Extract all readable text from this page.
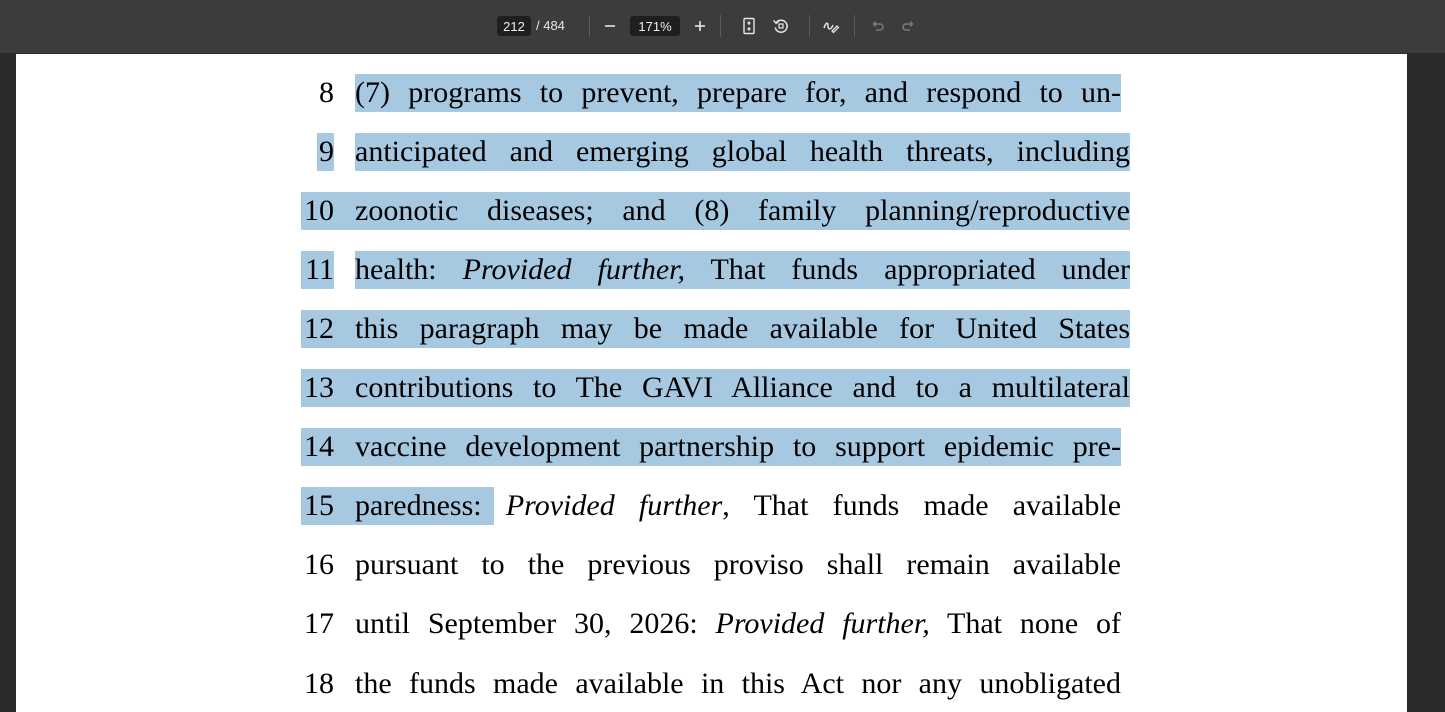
212
/ 484
171%
8 (7) programs to prevent, prepare for, and respond to un-
9 anticipated and emerging global health threats, including
10 zoonotic diseases; and (8) family planning/reproductive
11 health: Provided further, That funds appropriated under
12 this paragraph may be made available for United States
13 contributions to The GAVI Alliance and to a multilateral
14 vaccine development partnership to support epidemic pre-
15 paredness: Provided further, That funds made available
16 pursuant to the previous proviso shall remain available
17 until September 30, 2026: Provided further, That none of
18 the funds made available in this Act nor any unobligated
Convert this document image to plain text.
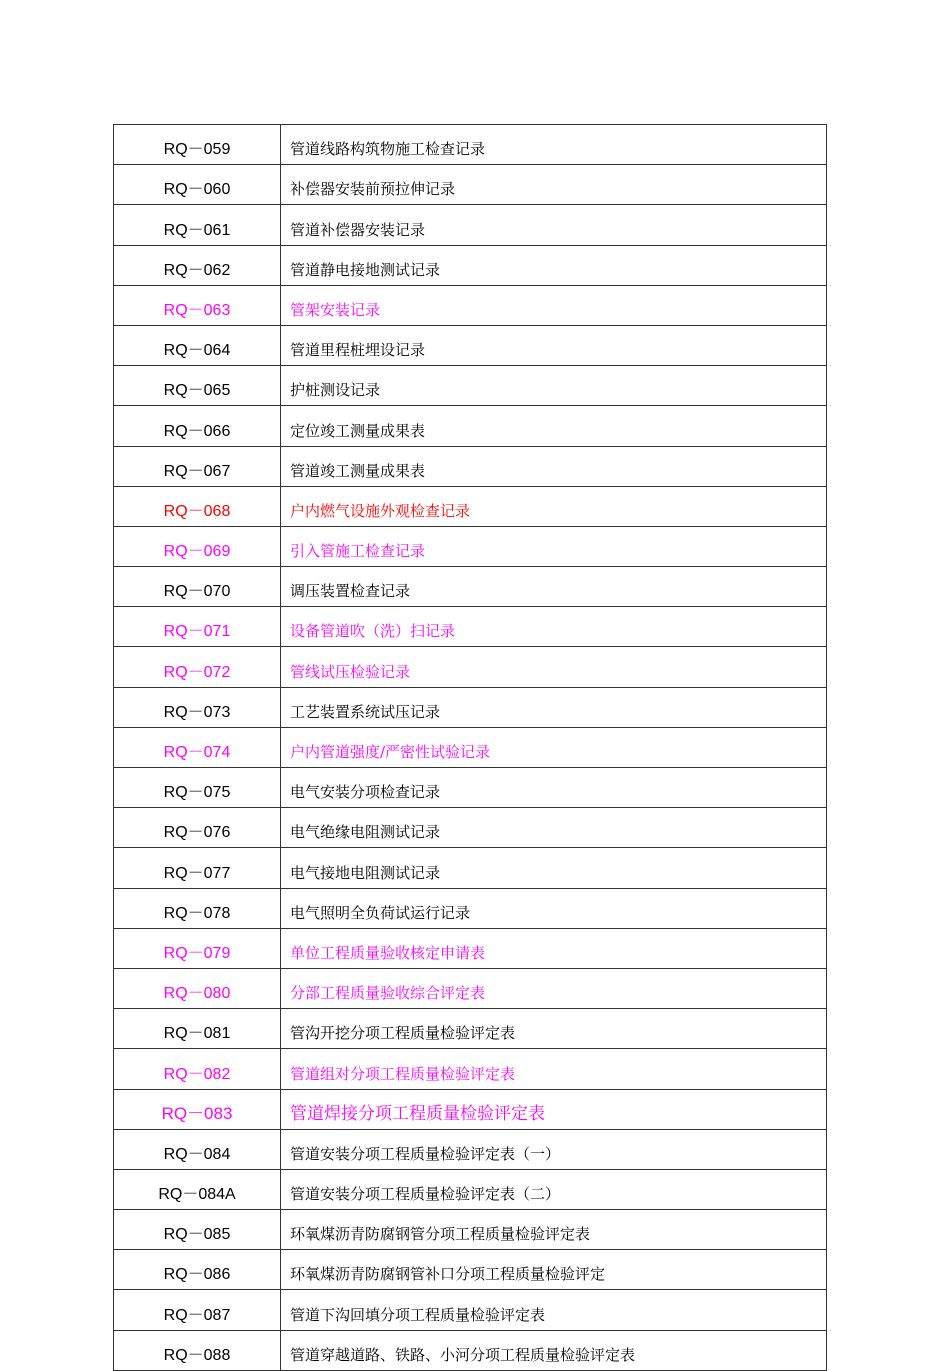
RQ－059	管道线路构筑物施工检查记录
RQ－060	补偿器安装前预拉伸记录
RQ－061	管道补偿器安装记录
RQ－062	管道静电接地测试记录
RQ－063	管架安装记录
RQ－064	管道里程桩埋设记录
RQ－065	护桩测设记录
RQ－066	定位竣工测量成果表
RQ－067	管道竣工测量成果表
RQ－068	户内燃气设施外观检查记录
RQ－069	引入管施工检查记录
RQ－070	调压装置检查记录
RQ－071	设备管道吹（洗）扫记录
RQ－072	管线试压检验记录
RQ－073	工艺装置系统试压记录
RQ－074	户内管道强度/严密性试验记录
RQ－075	电气安装分项检查记录
RQ－076	电气绝缘电阻测试记录
RQ－077	电气接地电阻测试记录
RQ－078	电气照明全负荷试运行记录
RQ－079	单位工程质量验收核定申请表
RQ－080	分部工程质量验收综合评定表
RQ－081	管沟开挖分项工程质量检验评定表
RQ－082	管道组对分项工程质量检验评定表
RQ－083	管道焊接分项工程质量检验评定表
RQ－084	管道安装分项工程质量检验评定表（一）
RQ－084A	管道安装分项工程质量检验评定表（二）
RQ－085	环氧煤沥青防腐钢管分项工程质量检验评定表
RQ－086	环氧煤沥青防腐钢管补口分项工程质量检验评定
RQ－087	管道下沟回填分项工程质量检验评定表
RQ－088	管道穿越道路、铁路、小河分项工程质量检验评定表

* * *

* [Task details]
Output exactly the lines from the one containing "Convert this document image to plain text." through the last line of the records above, both included, leaving out any pictures.

* [Written answer]
Convert this document image to plain text.
RQ－059	管道线路构筑物施工检查记录
RQ－060	补偿器安装前预拉伸记录
RQ－061	管道补偿器安装记录
RQ－062	管道静电接地测试记录
RQ－063	管架安装记录
RQ－064	管道里程桩埋设记录
RQ－065	护桩测设记录
RQ－066	定位竣工测量成果表
RQ－067	管道竣工测量成果表
RQ－068	户内燃气设施外观检查记录
RQ－069	引入管施工检查记录
RQ－070	调压装置检查记录
RQ－071	设备管道吹（洗）扫记录
RQ－072	管线试压检验记录
RQ－073	工艺装置系统试压记录
RQ－074	户内管道强度/严密性试验记录
RQ－075	电气安装分项检查记录
RQ－076	电气绝缘电阻测试记录
RQ－077	电气接地电阻测试记录
RQ－078	电气照明全负荷试运行记录
RQ－079	单位工程质量验收核定申请表
RQ－080	分部工程质量验收综合评定表
RQ－081	管沟开挖分项工程质量检验评定表
RQ－082	管道组对分项工程质量检验评定表
RQ－083	管道焊接分项工程质量检验评定表
RQ－084	管道安装分项工程质量检验评定表（一）
RQ－084A	管道安装分项工程质量检验评定表（二）
RQ－085	环氧煤沥青防腐钢管分项工程质量检验评定表
RQ－086	环氧煤沥青防腐钢管补口分项工程质量检验评定
RQ－087	管道下沟回填分项工程质量检验评定表
RQ－088	管道穿越道路、铁路、小河分项工程质量检验评定表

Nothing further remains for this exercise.